● Written exercise: Copy the entries verbatim, starting at the line containing "fig5-number: (5) bbox=[548, 313, 570, 331]" and ending at the line containing "answers-5-1: 一、1. C", with both of those lines included.

● Dataset:
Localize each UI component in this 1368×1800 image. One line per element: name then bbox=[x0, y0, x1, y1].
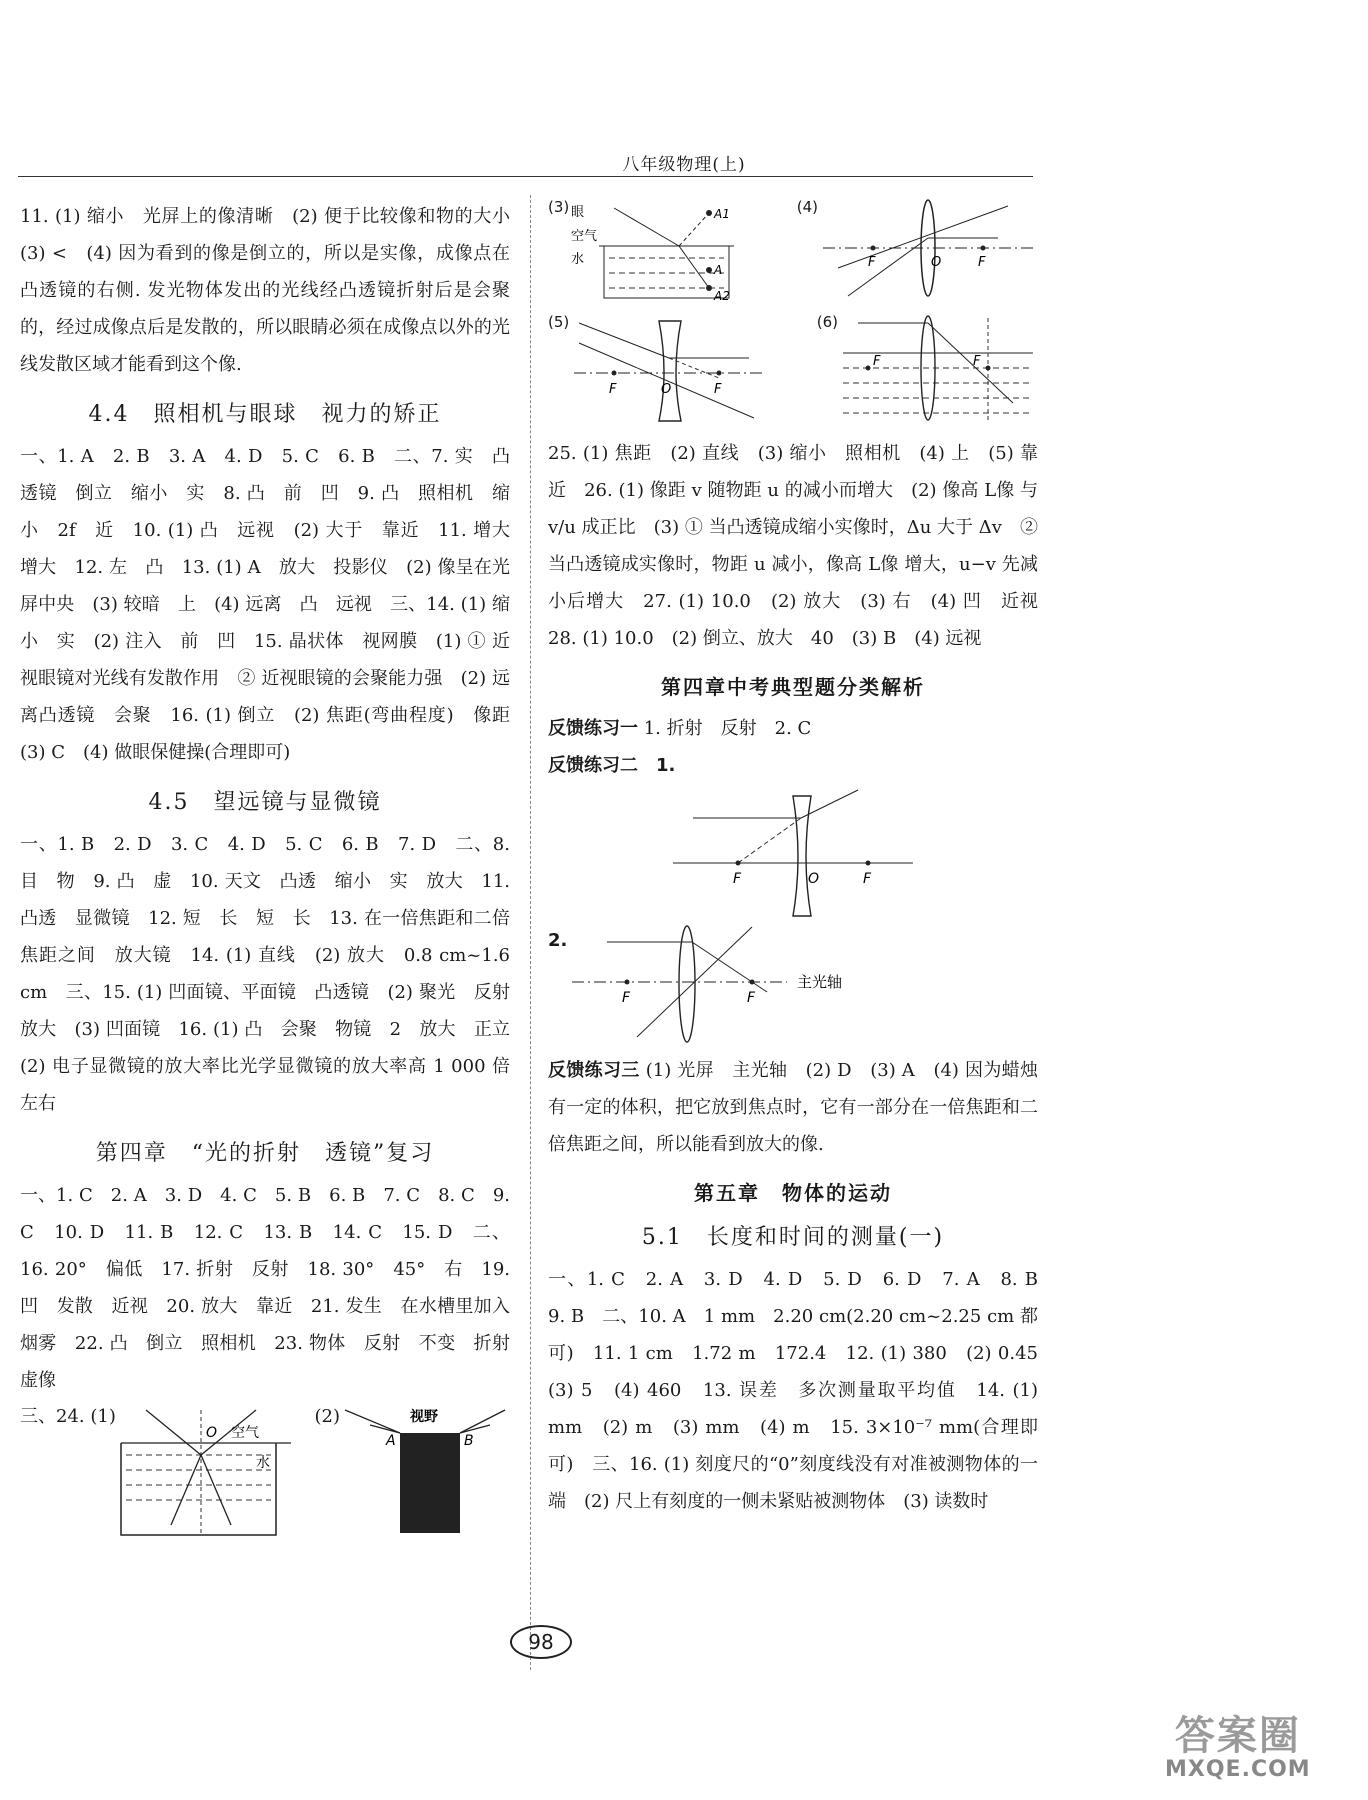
fig5-number: (5) bbox=[548, 313, 570, 331]
fig3-number: (3) bbox=[548, 198, 570, 216]
fig4-number: (4) bbox=[796, 198, 818, 216]
air-label: 空气 bbox=[230, 1425, 259, 1441]
fig6-number: (6) bbox=[816, 313, 838, 331]
fig3-refraction-eye bbox=[569, 198, 739, 303]
feedback-2-label-text: 反馈练习二 1. bbox=[548, 755, 676, 776]
q2-label: 2. bbox=[548, 930, 568, 951]
figures-3-4 bbox=[548, 198, 1038, 303]
section-title-4-5: 4.5 望远镜与显微镜 bbox=[148, 790, 382, 815]
column-divider bbox=[530, 195, 531, 1670]
q24-2-label: (2) bbox=[314, 1406, 340, 1427]
a1-label: A1 bbox=[714, 207, 731, 221]
point-o-label: O bbox=[205, 1425, 217, 1441]
section-title-5-1: 5.1 长度和时间的测量(一) bbox=[641, 1225, 945, 1250]
fig5-concave-lens bbox=[569, 313, 769, 423]
view-field-figure bbox=[340, 1405, 510, 1540]
page-number: 98 bbox=[510, 1625, 572, 1659]
feedback-2-label bbox=[548, 747, 1038, 784]
feedback-1 bbox=[548, 710, 1038, 747]
feedback-2-q2 bbox=[548, 922, 1038, 1052]
a-label: A bbox=[714, 263, 723, 277]
answers-chapter4-review: 一、1. C 2. A 3. D 4. C 5. B 6. B 7. C 8. C 9. C 10. D 11. B 12. C 13. B 14. C 15. D 二、16. 20° 偏低 17. 折射 反射 18. 30° 45° 右 19. 凹 发散 近视 20. 放大 靠近 21. 发生 在水槽里加入烟雾 22. 凸 倒立 照相机 23. 物体 反射 不变 折射 虚像 bbox=[20, 1185, 528, 1391]
focus-label-right: F bbox=[978, 255, 986, 270]
left-column bbox=[20, 198, 528, 1540]
section-title-exam-analysis: 第四章中考典型题分类解析 bbox=[661, 675, 925, 699]
feedback-1-label: 反馈练习一 bbox=[548, 718, 638, 739]
watermark bbox=[1165, 1715, 1311, 1782]
feedback-1-text: 1. 折射 反射 2. C bbox=[643, 718, 812, 739]
right-column bbox=[548, 198, 1056, 1520]
watermark-logo: 答案圈 bbox=[1174, 1713, 1301, 1759]
eye-label: 眼 bbox=[571, 205, 585, 220]
feedback-2-concave-lens-figure bbox=[663, 788, 923, 918]
answer-q11: 11. (1) 缩小 光屏上的像清晰 (2) 便于比较像和物的大小 (3) < (4) 因为看到的像是倒立的，所以是实像，成像点在凸透镜的右侧. 发光物体发出的光线经凸透镜折射后是会聚的，经过成像点后是发散的，所以眼睛必须在成像点以外的光线发散区域才能看到这个像. bbox=[20, 206, 528, 375]
fig4-convex-lens bbox=[818, 198, 1038, 303]
running-header: 八年级物理(上) bbox=[622, 155, 746, 175]
air-label-3: 空气 bbox=[571, 229, 598, 244]
answers-5-1: 一、1. C 2. A 3. D 4. D 5. D 6. D 7. A 8. B 9. B 二、10. A 1 mm 2.20 cm(2.20 cm~2.25 cm 都可) 11. 1 cm 1.72 m 172.4 12. (1) 380 (2) 0.45 (3) 5 (4) 460 13. 误差 多次测量取平均值 14. (1) mm (2) m (3) mm (4) m 15. 3×10⁻⁷ mm(合理即可) 三、16. (1) 刻度尺的“0”刻度线没有对准被测物体的一端 (2) 尺上有刻度的一侧未紧贴被测物体 (3) 读数时 bbox=[548, 1269, 1056, 1512]
answers-25-28: 25. (1) 焦距 (2) 直线 (3) 缩小 照相机 (4) 上 (5) 靠近 26. (1) 像距 v 随物距 u 的减小而增大 (2) 像高 L像 与 v/u 成正比 (3) ① 当凸透镜成缩小实像时，Δu 大于 Δv ② 当凸透镜成实像时，物距 u 减小，像高 L像 增大，u−v 先减小后增大 27. (1) 10.0 (2) 放大 (3) 右 (4) 凹 近视 28. (1) 10.0 (2) 倒立、放大 40 (3) B (4) 远视 bbox=[548, 443, 1056, 649]
point-a-label: A bbox=[386, 1433, 396, 1449]
section-title-4-4: 4.4 照相机与眼球 视力的矫正 bbox=[88, 402, 442, 427]
answers-4-5: 一、1. B 2. D 3. C 4. D 5. C 6. B 7. D 二、8. 目 物 9. 凸 虚 10. 天文 凸透 缩小 实 放大 11. 凸透 显微镜 12. 短 长 短 长 13. 在一倍焦距和二倍焦距之间 放大镜 14. (1) 直线 (2) 放大 0.8 cm~1.6 cm 三、15. (1) 凹面镜、平面镜 凸透镜 (2) 聚光 反射 放大 (3) 凹面镜 16. (1) 凸 会聚 物镜 2 放大 正立 (2) 电子显微镜的放大率比光学显微镜的放大率高 1 000 倍左右 bbox=[20, 834, 528, 1114]
view-field-label: 视野 bbox=[410, 1409, 438, 1425]
point-b-label: B bbox=[464, 1433, 474, 1449]
water-label-3: 水 bbox=[571, 252, 585, 267]
focus-label-left: F bbox=[868, 255, 876, 270]
focus-label-right-5: F bbox=[714, 382, 722, 397]
center-label: O bbox=[931, 255, 942, 270]
focus-label-right-6: F bbox=[973, 354, 981, 369]
principal-axis-label: 主光轴 bbox=[797, 973, 843, 991]
focus-label-left-5: F bbox=[609, 382, 617, 397]
focus-label-q2-left: F bbox=[622, 990, 631, 1006]
q24-label: 三、24. (1) bbox=[20, 1406, 116, 1427]
section-title-chapter4-review: 第四章 “光的折射 透镜”复习 bbox=[95, 1141, 435, 1166]
refraction-figure-1 bbox=[116, 1405, 296, 1540]
water-label: 水 bbox=[255, 1455, 270, 1471]
answers-4-4: 一、1. A 2. B 3. A 4. D 5. C 6. B 二、7. 实 凸透镜 倒立 缩小 实 8. 凸 前 凹 9. 凸 照相机 缩小 2f 近 10. (1) 凸 远视 (2) 大于 靠近 11. 增大 增大 12. 左 凸 13. (1) A 放大 投影仪 (2) 像呈在光屏中央 (3) 较暗 上 (4) 远离 凸 远视 三、14. (1) 缩小 实 (2) 注入 前 凹 15. 晶状体 视网膜 (1) ① 近视眼镜对光线有发散作用 ② 近视眼镜的会聚能力强 (2) 远离凸透镜 会聚 16. (1) 倒立 (2) 焦距(弯曲程度) 像距 (3) C (4) 做眼保健操(合理即可) bbox=[20, 446, 528, 763]
feedback-3-label: 反馈练习三 bbox=[548, 1060, 640, 1081]
a2-label: A2 bbox=[714, 289, 731, 303]
focus-label-q2-right: F bbox=[747, 990, 756, 1006]
figures-5-6 bbox=[548, 313, 1038, 423]
q24-figures bbox=[20, 1405, 510, 1540]
focus-label-fb2-right: F bbox=[863, 871, 872, 887]
feedback-2-convex-lens-figure bbox=[567, 922, 887, 1052]
feedback-3 bbox=[548, 1052, 1038, 1163]
header-rule bbox=[18, 176, 1033, 177]
center-label-fb2: O bbox=[808, 871, 820, 887]
watermark-url: MXQE.COM bbox=[1165, 1757, 1311, 1782]
feedback-3-text: (1) 光屏 主光轴 (2) D (3) A (4) 因为蜡烛有一定的体积，把它放到焦点时，它有一部分在一倍焦距和二倍焦距之间，所以能看到放大的像. bbox=[548, 1060, 1039, 1155]
center-label-5: O bbox=[661, 382, 672, 397]
fig6-convex-lens-beam bbox=[838, 313, 1038, 423]
focus-label-fb2-left: F bbox=[733, 871, 742, 887]
focus-label-left-6: F bbox=[873, 354, 881, 369]
chapter5-title: 第五章 物体的运动 bbox=[694, 1181, 892, 1205]
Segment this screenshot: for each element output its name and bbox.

● Written solution:
fig5-number: (5) bbox=[548, 313, 570, 331]
fig3-number: (3) bbox=[548, 198, 570, 216]
fig4-number: (4) bbox=[796, 198, 818, 216]
air-label: 空气 bbox=[230, 1425, 259, 1441]
fig6-number: (6) bbox=[816, 313, 838, 331]
fig3-refraction-eye bbox=[569, 198, 739, 303]
feedback-2-label-text: 反馈练习二 1. bbox=[548, 755, 676, 776]
q2-label: 2. bbox=[548, 930, 568, 951]
figures-3-4 bbox=[548, 198, 1038, 303]
section-title-4-5: 4.5 望远镜与显微镜 bbox=[148, 790, 382, 815]
column-divider bbox=[530, 195, 531, 1670]
q24-2-label: (2) bbox=[314, 1406, 340, 1427]
a1-label: A1 bbox=[714, 207, 731, 221]
point-o-label: O bbox=[205, 1425, 217, 1441]
section-title-5-1: 5.1 长度和时间的测量(一) bbox=[641, 1225, 945, 1250]
fig5-concave-lens bbox=[569, 313, 769, 423]
view-field-figure bbox=[340, 1405, 510, 1540]
page-number: 98 bbox=[510, 1625, 572, 1659]
feedback-2-label bbox=[548, 747, 1038, 784]
feedback-1 bbox=[548, 710, 1038, 747]
feedback-2-q2 bbox=[548, 922, 1038, 1052]
a-label: A bbox=[714, 263, 723, 277]
answers-chapter4-review: 一、1. C 2. A 3. D 4. C 5. B 6. B 7. C 8. C 9. C 10. D 11. B 12. C 13. B 14. C 15. D 二、16. 20° 偏低 17. 折射 反射 18. 30° 45° 右 19. 凹 发散 近视 20. 放大 靠近 21. 发生 在水槽里加入烟雾 22. 凸 倒立 照相机 23. 物体 反射 不变 折射 虚像 bbox=[20, 1185, 528, 1391]
focus-label-right: F bbox=[978, 255, 986, 270]
left-column bbox=[20, 198, 528, 1540]
section-title-exam-analysis: 第四章中考典型题分类解析 bbox=[661, 675, 925, 699]
feedback-1-label: 反馈练习一 bbox=[548, 718, 638, 739]
watermark bbox=[1165, 1715, 1311, 1782]
feedback-1-text: 1. 折射 反射 2. C bbox=[643, 718, 812, 739]
right-column bbox=[548, 198, 1056, 1520]
watermark-logo: 答案圈 bbox=[1174, 1713, 1301, 1759]
eye-label: 眼 bbox=[571, 205, 585, 220]
feedback-2-concave-lens-figure bbox=[663, 788, 923, 918]
answer-q11: 11. (1) 缩小 光屏上的像清晰 (2) 便于比较像和物的大小 (3) < (4) 因为看到的像是倒立的，所以是实像，成像点在凸透镜的右侧. 发光物体发出的光线经凸透镜折射后是会聚的，经过成像点后是发散的，所以眼睛必须在成像点以外的光线发散区域才能看到这个像. bbox=[20, 206, 528, 375]
fig4-convex-lens bbox=[818, 198, 1038, 303]
running-header: 八年级物理(上) bbox=[622, 155, 746, 175]
air-label-3: 空气 bbox=[571, 229, 598, 244]
answers-5-1: 一、1. C 2. A 3. D 4. D 5. D 6. D 7. A 8. B 9. B 二、10. A 1 mm 2.20 cm(2.20 cm~2.25 cm 都可) 11. 1 cm 1.72 m 172.4 12. (1) 380 (2) 0.45 (3) 5 (4) 460 13. 误差 多次测量取平均值 14. (1) mm (2) m (3) mm (4) m 15. 3×10⁻⁷ mm(合理即可) 三、16. (1) 刻度尺的“0”刻度线没有对准被测物体的一端 (2) 尺上有刻度的一侧未紧贴被测物体 (3) 读数时 bbox=[548, 1269, 1056, 1512]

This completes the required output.